_Exercise_
Repeat the data that follows verbatim. Images are not part of the copy.

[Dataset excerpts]
---

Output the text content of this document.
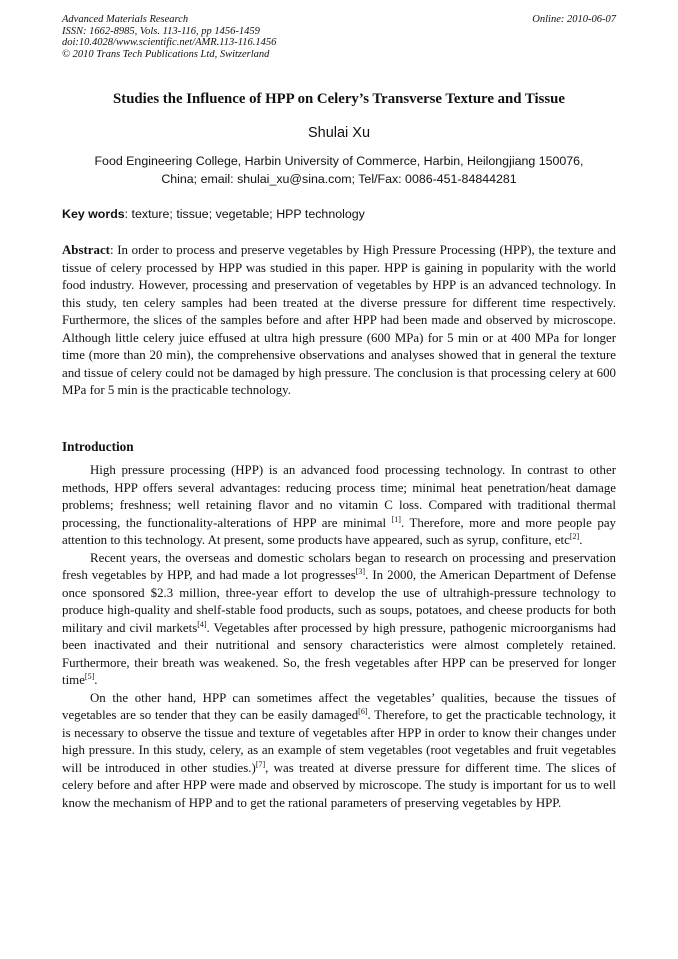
Advanced Materials Research
ISSN: 1662-8985, Vols. 113-116, pp 1456-1459
doi:10.4028/www.scientific.net/AMR.113-116.1456
© 2010 Trans Tech Publications Ltd, Switzerland
Online: 2010-06-07
Studies the Influence of HPP on Celery’s Transverse Texture and Tissue
Shulai Xu
Food Engineering College, Harbin University of Commerce, Harbin, Heilongjiang 150076,
China; email: shulai_xu@sina.com; Tel/Fax: 0086-451-84844281
Key words: texture; tissue; vegetable; HPP technology
Abstract: In order to process and preserve vegetables by High Pressure Processing (HPP), the texture and tissue of celery processed by HPP was studied in this paper. HPP is gaining in popularity with the world food industry. However, processing and preservation of vegetables by HPP is an advanced technology. In this study, ten celery samples had been treated at the diverse pressure for different time respectively. Furthermore, the slices of the samples before and after HPP had been made and observed by microscope. Although little celery juice effused at ultra high pressure (600 MPa) for 5 min or at 400 MPa for longer time (more than 20 min), the comprehensive observations and analyses showed that in general the texture and tissue of celery could not be damaged by high pressure. The conclusion is that processing celery at 600 MPa for 5 min is the practicable technology.
Introduction

High pressure processing (HPP) is an advanced food processing technology. In contrast to other methods, HPP offers several advantages: reducing process time; minimal heat penetration/heat damage problems; freshness; well retaining flavor and no vitamin C loss. Compared with traditional thermal processing, the functionality-alterations of HPP are minimal [1]. Therefore, more and more people pay attention to this technology. At present, some products have appeared, such as syrup, confiture, etc[2].

Recent years, the overseas and domestic scholars began to research on processing and preservation fresh vegetables by HPP, and had made a lot progresses[3]. In 2000, the American Department of Defense once sponsored $2.3 million, three-year effort to develop the use of ultrahigh-pressure technology to produce high-quality and shelf-stable food products, such as soups, potatoes, and cheese products for both military and civil markets[4]. Vegetables after processed by high pressure, pathogenic microorganisms had been inactivated and their nutritional and sensory characteristics were almost completely retained. Furthermore, their breath was weakened. So, the fresh vegetables after HPP can be preserved for longer time[5].

On the other hand, HPP can sometimes affect the vegetables’ qualities, because the tissues of vegetables are so tender that they can be easily damaged[6]. Therefore, to get the practicable technology, it is necessary to observe the tissue and texture of vegetables after HPP in order to know their changes under high pressure. In this study, celery, as an example of stem vegetables (root vegetables and fruit vegetables will be introduced in other studies.)[7], was treated at diverse pressure for different time. The slices of celery before and after HPP were made and observed by microscope. The study is important for us to well know the mechanism of HPP and to get the rational parameters of preserving vegetables by HPP.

---

_Finished task_
Output the text content of this document.
Advanced Materials Research
ISSN: 1662-8985, Vols. 113-116, pp 1456-1459
doi:10.4028/www.scientific.net/AMR.113-116.1456
© 2010 Trans Tech Publications Ltd, Switzerland
Online: 2010-06-07
Studies the Influence of HPP on Celery’s Transverse Texture and Tissue
Shulai Xu
Food Engineering College, Harbin University of Commerce, Harbin, Heilongjiang 150076,
China; email: shulai_xu@sina.com; Tel/Fax: 0086-451-84844281
Key words: texture; tissue; vegetable; HPP technology
Abstract: In order to process and preserve vegetables by High Pressure Processing (HPP), the texture and tissue of celery processed by HPP was studied in this paper. HPP is gaining in popularity with the world food industry. However, processing and preservation of vegetables by HPP is an advanced technology. In this study, ten celery samples had been treated at the diverse pressure for different time respectively. Furthermore, the slices of the samples before and after HPP had been made and observed by microscope. Although little celery juice effused at ultra high pressure (600 MPa) for 5 min or at 400 MPa for longer time (more than 20 min), the comprehensive observations and analyses showed that in general the texture and tissue of celery could not be damaged by high pressure. The conclusion is that processing celery at 600 MPa for 5 min is the practicable technology.
Introduction

High pressure processing (HPP) is an advanced food processing technology. In contrast to other methods, HPP offers several advantages: reducing process time; minimal heat penetration/heat damage problems; freshness; well retaining flavor and no vitamin C loss. Compared with traditional thermal processing, the functionality-alterations of HPP are minimal [1]. Therefore, more and more people pay attention to this technology. At present, some products have appeared, such as syrup, confiture, etc[2].

Recent years, the overseas and domestic scholars began to research on processing and preservation fresh vegetables by HPP, and had made a lot progresses[3]. In 2000, the American Department of Defense once sponsored $2.3 million, three-year effort to develop the use of ultrahigh-pressure technology to produce high-quality and shelf-stable food products, such as soups, potatoes, and cheese products for both military and civil markets[4]. Vegetables after processed by high pressure, pathogenic microorganisms had been inactivated and their nutritional and sensory characteristics were almost completely retained. Furthermore, their breath was weakened. So, the fresh vegetables after HPP can be preserved for longer time[5].

On the other hand, HPP can sometimes affect the vegetables’ qualities, because the tissues of vegetables are so tender that they can be easily damaged[6]. Therefore, to get the practicable technology, it is necessary to observe the tissue and texture of vegetables after HPP in order to know their changes under high pressure. In this study, celery, as an example of stem vegetables (root vegetables and fruit vegetables will be introduced in other studies.)[7], was treated at diverse pressure for different time. The slices of celery before and after HPP were made and observed by microscope. The study is important for us to well know the mechanism of HPP and to get the rational parameters of preserving vegetables by HPP.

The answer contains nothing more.